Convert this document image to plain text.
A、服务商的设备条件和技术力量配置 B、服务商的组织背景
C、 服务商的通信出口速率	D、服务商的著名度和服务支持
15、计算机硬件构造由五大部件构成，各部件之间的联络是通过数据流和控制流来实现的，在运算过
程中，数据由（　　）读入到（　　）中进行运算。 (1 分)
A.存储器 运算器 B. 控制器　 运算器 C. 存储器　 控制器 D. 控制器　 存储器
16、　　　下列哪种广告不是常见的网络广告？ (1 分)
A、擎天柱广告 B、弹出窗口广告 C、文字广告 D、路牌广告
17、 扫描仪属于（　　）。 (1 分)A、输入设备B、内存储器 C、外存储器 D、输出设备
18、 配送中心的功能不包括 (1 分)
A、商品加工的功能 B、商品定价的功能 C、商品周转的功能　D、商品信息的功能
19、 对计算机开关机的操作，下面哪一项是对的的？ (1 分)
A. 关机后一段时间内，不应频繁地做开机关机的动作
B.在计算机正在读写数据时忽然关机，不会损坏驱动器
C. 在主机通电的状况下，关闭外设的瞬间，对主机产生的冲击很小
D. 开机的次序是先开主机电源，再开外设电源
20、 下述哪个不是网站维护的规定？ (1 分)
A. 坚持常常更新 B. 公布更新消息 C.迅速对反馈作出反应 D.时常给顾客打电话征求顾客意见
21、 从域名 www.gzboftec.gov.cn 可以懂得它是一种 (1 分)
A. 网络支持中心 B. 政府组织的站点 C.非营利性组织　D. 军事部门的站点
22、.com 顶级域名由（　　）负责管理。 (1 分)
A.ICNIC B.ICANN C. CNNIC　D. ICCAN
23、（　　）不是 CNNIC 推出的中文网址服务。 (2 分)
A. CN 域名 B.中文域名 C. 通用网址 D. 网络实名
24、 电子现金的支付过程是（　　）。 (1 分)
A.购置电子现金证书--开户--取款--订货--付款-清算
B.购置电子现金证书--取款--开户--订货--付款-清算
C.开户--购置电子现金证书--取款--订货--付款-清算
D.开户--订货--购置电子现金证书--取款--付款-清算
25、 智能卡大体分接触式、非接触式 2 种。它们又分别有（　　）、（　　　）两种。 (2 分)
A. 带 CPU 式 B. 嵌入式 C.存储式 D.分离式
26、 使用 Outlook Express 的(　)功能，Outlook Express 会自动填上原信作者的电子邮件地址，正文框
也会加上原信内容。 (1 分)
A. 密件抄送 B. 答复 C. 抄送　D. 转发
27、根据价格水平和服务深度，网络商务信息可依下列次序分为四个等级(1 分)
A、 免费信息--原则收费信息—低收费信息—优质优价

· · · · ·

**Written request**
Return each entry from above without altering a single character.

**Complete output**
Convert this document image to plain text.
A、服务商的设备条件和技术力量配置 B、服务商的组织背景
C、 服务商的通信出口速率	D、服务商的著名度和服务支持
15、计算机硬件构造由五大部件构成，各部件之间的联络是通过数据流和控制流来实现的，在运算过
程中，数据由（　　）读入到（　　）中进行运算。 (1 分)
A.存储器 运算器 B. 控制器　 运算器 C. 存储器　 控制器 D. 控制器　 存储器
16、　　　下列哪种广告不是常见的网络广告？ (1 分)
A、擎天柱广告 B、弹出窗口广告 C、文字广告 D、路牌广告
17、 扫描仪属于（　　）。 (1 分)A、输入设备B、内存储器 C、外存储器 D、输出设备
18、 配送中心的功能不包括 (1 分)
A、商品加工的功能 B、商品定价的功能 C、商品周转的功能　D、商品信息的功能
19、 对计算机开关机的操作，下面哪一项是对的的？ (1 分)
A. 关机后一段时间内，不应频繁地做开机关机的动作
B.在计算机正在读写数据时忽然关机，不会损坏驱动器
C. 在主机通电的状况下，关闭外设的瞬间，对主机产生的冲击很小
D. 开机的次序是先开主机电源，再开外设电源
20、 下述哪个不是网站维护的规定？ (1 分)
A. 坚持常常更新 B. 公布更新消息 C.迅速对反馈作出反应 D.时常给顾客打电话征求顾客意见
21、 从域名 www.gzboftec.gov.cn 可以懂得它是一种 (1 分)
A. 网络支持中心 B. 政府组织的站点 C.非营利性组织　D. 军事部门的站点
22、.com 顶级域名由（　　）负责管理。 (1 分)
A.ICNIC B.ICANN C. CNNIC　D. ICCAN
23、（　　）不是 CNNIC 推出的中文网址服务。 (2 分)
A. CN 域名 B.中文域名 C. 通用网址 D. 网络实名
24、 电子现金的支付过程是（　　）。 (1 分)
A.购置电子现金证书--开户--取款--订货--付款-清算
B.购置电子现金证书--取款--开户--订货--付款-清算
C.开户--购置电子现金证书--取款--订货--付款-清算
D.开户--订货--购置电子现金证书--取款--付款-清算
25、 智能卡大体分接触式、非接触式 2 种。它们又分别有（　　）、（　　　）两种。 (2 分)
A. 带 CPU 式 B. 嵌入式 C.存储式 D.分离式
26、 使用 Outlook Express 的(　)功能，Outlook Express 会自动填上原信作者的电子邮件地址，正文框
也会加上原信内容。 (1 分)
A. 密件抄送 B. 答复 C. 抄送　D. 转发
27、根据价格水平和服务深度，网络商务信息可依下列次序分为四个等级(1 分)
A、 免费信息--原则收费信息—低收费信息—优质优价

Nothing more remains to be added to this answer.